• The request
Please give the entries again in full and exactly, without any picture.

+++ Record list

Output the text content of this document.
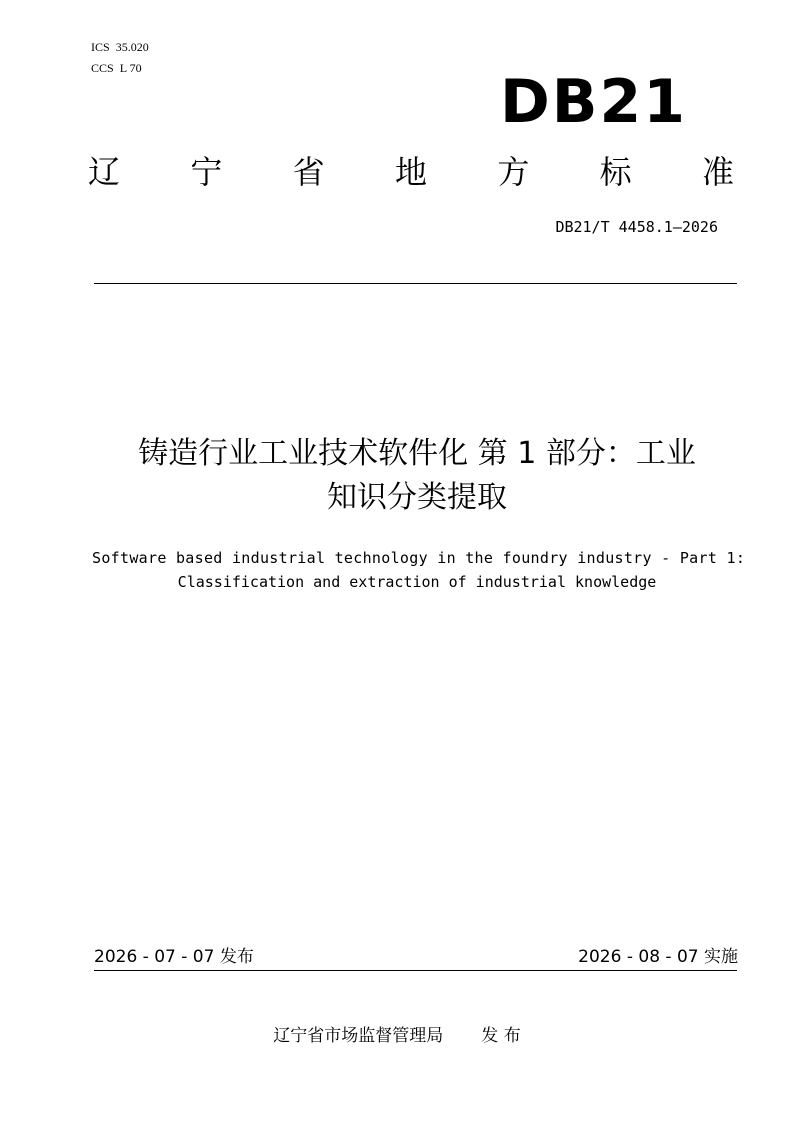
ICS 35.020
CCS L 70	DB21
辽 宁 省 地 方 标 准
DB21/T 4458.1—2026
铸造行业工业技术软件化 第 1 部分：工业
知识分类提取
Software based industrial technology in the foundry industry - Part 1:
Classification and extraction of industrial knowledge
2026 - 07 - 07 发布	2026 - 08 - 07 实施
辽宁省市场监督管理局 发 布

++++++

• The output
Output the text content of this document.
ICS 35.020
CCS L 70	DB21
辽 宁 省 地 方 标 准
DB21/T 4458.1—2026
铸造行业工业技术软件化 第 1 部分：工业
知识分类提取
Software based industrial technology in the foundry industry - Part 1:
Classification and extraction of industrial knowledge
2026 - 07 - 07 发布	2026 - 08 - 07 实施
辽宁省市场监督管理局 发 布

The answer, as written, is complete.